Report only how many lines hold the word "barbell".

• RAW RECORDS:
★ ★ ★ ★
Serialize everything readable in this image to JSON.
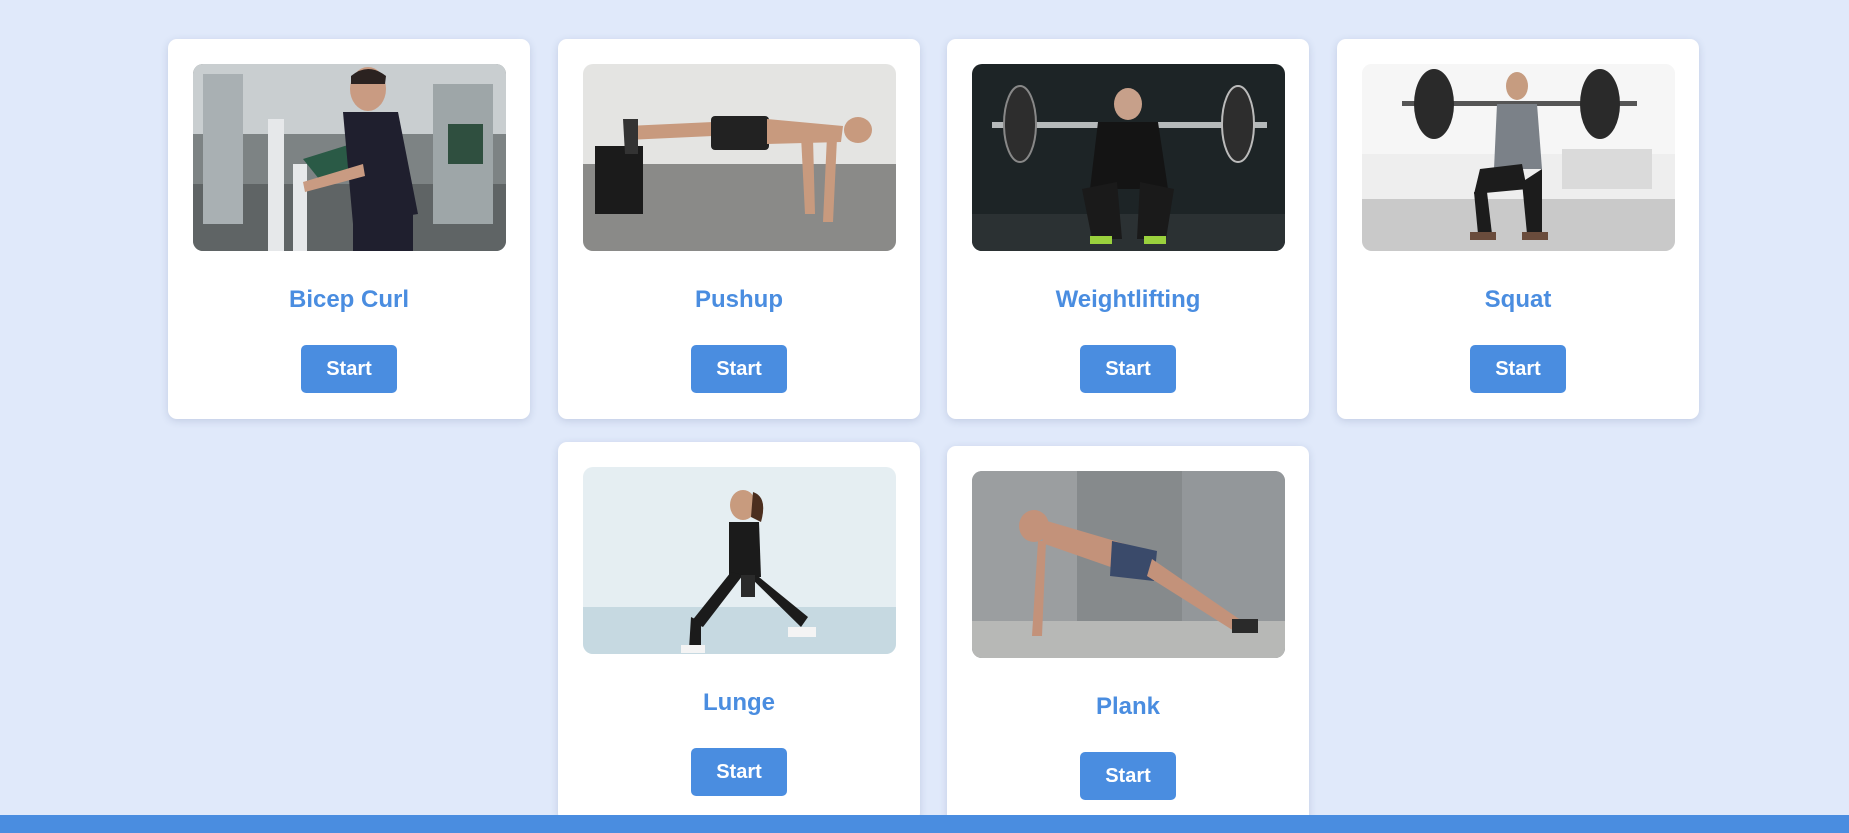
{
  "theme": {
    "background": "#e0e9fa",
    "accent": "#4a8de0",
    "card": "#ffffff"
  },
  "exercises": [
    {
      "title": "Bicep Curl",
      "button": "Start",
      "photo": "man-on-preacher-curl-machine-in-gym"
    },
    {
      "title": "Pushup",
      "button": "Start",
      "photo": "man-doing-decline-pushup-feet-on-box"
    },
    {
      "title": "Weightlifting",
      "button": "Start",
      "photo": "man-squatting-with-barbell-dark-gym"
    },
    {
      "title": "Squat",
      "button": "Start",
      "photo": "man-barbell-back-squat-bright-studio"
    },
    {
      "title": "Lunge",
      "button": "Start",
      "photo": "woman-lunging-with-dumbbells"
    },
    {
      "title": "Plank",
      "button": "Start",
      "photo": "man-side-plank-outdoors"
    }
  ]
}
★ ★ ★ ★
• CORRECT RESPONSE: 2